What you are asked to do:
Of all the lines in the records below, how many hold the word "penghadaman"? Give the number alone.

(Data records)
----

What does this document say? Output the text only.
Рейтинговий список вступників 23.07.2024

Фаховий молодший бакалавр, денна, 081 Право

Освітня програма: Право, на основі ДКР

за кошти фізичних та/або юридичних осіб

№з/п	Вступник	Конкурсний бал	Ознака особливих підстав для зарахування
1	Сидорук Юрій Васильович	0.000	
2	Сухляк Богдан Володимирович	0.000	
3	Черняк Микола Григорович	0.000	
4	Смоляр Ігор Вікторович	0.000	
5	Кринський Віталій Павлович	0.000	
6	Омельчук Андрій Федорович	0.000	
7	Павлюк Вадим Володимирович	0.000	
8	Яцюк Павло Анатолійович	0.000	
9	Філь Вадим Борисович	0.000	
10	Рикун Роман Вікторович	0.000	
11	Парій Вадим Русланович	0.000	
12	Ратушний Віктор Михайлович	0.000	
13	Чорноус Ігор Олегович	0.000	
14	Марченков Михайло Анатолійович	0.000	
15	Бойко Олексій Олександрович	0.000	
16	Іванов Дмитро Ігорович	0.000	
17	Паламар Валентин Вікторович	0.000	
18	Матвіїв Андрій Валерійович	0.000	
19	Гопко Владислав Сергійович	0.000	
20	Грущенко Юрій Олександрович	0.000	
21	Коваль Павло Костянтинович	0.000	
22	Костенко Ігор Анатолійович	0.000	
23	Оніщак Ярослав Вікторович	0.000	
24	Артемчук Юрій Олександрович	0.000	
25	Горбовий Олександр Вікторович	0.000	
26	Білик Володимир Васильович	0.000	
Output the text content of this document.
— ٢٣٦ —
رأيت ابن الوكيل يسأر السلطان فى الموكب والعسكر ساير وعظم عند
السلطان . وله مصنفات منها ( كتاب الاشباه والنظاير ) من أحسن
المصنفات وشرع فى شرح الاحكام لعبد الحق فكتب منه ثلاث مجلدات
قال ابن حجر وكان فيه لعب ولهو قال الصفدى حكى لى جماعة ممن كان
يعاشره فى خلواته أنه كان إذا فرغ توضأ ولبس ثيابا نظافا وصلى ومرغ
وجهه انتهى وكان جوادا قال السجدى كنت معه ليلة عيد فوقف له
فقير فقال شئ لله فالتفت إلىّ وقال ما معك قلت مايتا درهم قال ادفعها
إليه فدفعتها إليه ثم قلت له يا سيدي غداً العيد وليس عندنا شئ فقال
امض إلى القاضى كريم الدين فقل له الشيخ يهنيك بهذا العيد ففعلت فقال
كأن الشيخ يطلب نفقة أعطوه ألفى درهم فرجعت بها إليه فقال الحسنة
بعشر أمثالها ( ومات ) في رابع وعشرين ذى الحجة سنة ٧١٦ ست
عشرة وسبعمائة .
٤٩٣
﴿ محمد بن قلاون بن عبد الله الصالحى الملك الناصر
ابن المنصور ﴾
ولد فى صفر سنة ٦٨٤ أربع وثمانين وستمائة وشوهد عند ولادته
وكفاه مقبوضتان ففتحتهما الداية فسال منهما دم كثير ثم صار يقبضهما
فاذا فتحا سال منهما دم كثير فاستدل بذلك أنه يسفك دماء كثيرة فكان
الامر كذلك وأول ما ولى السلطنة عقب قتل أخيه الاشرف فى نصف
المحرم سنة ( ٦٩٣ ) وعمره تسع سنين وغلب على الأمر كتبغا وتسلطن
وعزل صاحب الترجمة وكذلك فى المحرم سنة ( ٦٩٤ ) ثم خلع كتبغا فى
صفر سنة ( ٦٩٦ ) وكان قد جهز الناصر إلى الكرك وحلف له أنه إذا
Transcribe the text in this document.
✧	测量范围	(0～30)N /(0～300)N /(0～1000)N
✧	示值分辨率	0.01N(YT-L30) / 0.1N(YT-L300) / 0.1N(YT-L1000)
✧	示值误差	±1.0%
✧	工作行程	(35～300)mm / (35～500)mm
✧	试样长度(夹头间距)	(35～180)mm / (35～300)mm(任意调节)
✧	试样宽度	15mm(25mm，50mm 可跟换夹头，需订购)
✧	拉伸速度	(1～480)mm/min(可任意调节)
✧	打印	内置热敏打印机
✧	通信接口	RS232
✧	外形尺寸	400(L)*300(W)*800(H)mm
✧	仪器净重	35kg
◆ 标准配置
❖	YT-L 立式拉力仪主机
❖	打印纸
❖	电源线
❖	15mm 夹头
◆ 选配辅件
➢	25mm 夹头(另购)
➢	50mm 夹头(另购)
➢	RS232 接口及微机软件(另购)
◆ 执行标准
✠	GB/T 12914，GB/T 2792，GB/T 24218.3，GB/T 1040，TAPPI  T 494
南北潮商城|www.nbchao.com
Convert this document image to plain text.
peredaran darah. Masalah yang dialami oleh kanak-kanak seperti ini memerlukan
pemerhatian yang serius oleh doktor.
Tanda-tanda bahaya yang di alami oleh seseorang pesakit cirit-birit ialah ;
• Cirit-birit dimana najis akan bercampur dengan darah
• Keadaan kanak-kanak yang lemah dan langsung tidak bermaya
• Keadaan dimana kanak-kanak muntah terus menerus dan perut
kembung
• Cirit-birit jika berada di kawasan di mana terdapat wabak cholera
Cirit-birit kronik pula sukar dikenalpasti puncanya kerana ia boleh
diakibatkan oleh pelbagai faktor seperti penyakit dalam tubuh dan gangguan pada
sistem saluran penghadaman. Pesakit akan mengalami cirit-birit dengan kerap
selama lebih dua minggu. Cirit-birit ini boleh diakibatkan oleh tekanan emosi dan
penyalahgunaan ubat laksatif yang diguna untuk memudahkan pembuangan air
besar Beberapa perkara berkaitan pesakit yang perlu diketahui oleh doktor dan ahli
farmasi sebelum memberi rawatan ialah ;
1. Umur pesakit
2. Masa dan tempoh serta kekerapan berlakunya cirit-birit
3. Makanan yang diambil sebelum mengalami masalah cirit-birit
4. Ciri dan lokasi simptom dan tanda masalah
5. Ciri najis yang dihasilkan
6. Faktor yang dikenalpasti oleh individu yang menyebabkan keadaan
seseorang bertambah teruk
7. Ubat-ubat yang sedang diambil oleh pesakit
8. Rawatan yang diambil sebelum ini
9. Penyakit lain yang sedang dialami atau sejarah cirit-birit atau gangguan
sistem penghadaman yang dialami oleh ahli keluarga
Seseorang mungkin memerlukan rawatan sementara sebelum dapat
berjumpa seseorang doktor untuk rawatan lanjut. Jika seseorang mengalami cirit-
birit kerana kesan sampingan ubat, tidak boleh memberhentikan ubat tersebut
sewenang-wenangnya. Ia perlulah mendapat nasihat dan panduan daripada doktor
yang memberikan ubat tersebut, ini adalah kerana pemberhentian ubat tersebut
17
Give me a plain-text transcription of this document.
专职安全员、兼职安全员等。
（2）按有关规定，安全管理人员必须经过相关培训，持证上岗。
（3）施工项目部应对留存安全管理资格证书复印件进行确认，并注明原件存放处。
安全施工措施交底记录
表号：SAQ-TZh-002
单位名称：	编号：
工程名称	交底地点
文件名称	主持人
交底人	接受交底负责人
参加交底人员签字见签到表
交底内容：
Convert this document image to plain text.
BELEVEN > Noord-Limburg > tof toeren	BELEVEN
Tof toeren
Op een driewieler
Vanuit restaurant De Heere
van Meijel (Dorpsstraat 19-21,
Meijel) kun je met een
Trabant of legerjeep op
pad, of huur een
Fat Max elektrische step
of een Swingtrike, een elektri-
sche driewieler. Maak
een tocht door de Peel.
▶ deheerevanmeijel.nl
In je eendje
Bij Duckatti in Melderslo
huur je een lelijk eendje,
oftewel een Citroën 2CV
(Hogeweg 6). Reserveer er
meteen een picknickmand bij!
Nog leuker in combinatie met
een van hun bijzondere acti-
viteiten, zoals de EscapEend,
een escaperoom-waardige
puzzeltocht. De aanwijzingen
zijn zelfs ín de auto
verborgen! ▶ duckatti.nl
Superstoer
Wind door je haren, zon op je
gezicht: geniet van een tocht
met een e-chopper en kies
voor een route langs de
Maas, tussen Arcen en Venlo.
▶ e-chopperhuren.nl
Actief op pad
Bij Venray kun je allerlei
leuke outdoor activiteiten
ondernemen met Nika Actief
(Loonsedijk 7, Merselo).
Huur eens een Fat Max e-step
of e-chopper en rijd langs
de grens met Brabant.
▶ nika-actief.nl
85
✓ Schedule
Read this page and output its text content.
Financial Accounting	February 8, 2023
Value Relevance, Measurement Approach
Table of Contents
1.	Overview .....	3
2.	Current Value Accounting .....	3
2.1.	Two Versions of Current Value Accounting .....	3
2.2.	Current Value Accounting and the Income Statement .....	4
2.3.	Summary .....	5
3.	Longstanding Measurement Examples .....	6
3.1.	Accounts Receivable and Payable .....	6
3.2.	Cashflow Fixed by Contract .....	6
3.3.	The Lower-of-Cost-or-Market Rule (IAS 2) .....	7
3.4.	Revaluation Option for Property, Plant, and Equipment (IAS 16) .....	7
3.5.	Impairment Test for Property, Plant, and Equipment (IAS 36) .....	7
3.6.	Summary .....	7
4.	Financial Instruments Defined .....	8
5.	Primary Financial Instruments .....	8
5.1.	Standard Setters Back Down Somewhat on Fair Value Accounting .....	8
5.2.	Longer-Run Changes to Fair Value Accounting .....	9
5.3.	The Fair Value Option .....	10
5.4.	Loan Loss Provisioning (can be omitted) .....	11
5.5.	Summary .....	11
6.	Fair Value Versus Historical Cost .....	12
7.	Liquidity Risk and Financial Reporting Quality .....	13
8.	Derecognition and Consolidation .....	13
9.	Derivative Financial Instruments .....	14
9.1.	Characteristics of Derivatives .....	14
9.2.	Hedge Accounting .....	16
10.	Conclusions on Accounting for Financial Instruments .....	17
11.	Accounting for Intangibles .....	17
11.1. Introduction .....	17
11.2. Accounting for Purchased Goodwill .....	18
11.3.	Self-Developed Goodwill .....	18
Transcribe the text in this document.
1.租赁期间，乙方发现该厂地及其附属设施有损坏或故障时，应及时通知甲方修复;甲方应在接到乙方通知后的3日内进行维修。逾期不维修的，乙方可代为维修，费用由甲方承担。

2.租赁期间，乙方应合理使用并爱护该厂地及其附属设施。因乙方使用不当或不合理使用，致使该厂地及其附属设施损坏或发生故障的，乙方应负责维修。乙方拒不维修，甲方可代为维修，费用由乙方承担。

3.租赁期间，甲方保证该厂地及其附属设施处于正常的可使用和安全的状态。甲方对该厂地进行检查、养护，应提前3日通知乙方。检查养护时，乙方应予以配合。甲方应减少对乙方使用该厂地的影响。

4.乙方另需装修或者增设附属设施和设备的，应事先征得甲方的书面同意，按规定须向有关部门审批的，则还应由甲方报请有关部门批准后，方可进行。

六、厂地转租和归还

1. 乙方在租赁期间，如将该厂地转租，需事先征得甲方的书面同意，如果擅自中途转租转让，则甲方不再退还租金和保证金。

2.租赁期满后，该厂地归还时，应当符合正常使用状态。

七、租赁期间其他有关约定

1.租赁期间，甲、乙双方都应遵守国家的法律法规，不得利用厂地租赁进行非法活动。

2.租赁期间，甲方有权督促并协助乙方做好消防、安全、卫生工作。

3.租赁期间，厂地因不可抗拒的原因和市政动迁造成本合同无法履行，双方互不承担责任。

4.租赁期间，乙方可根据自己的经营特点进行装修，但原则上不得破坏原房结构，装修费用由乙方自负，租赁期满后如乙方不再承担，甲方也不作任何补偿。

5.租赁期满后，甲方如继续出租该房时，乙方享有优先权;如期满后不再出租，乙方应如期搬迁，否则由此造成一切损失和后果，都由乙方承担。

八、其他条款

----

Output:
2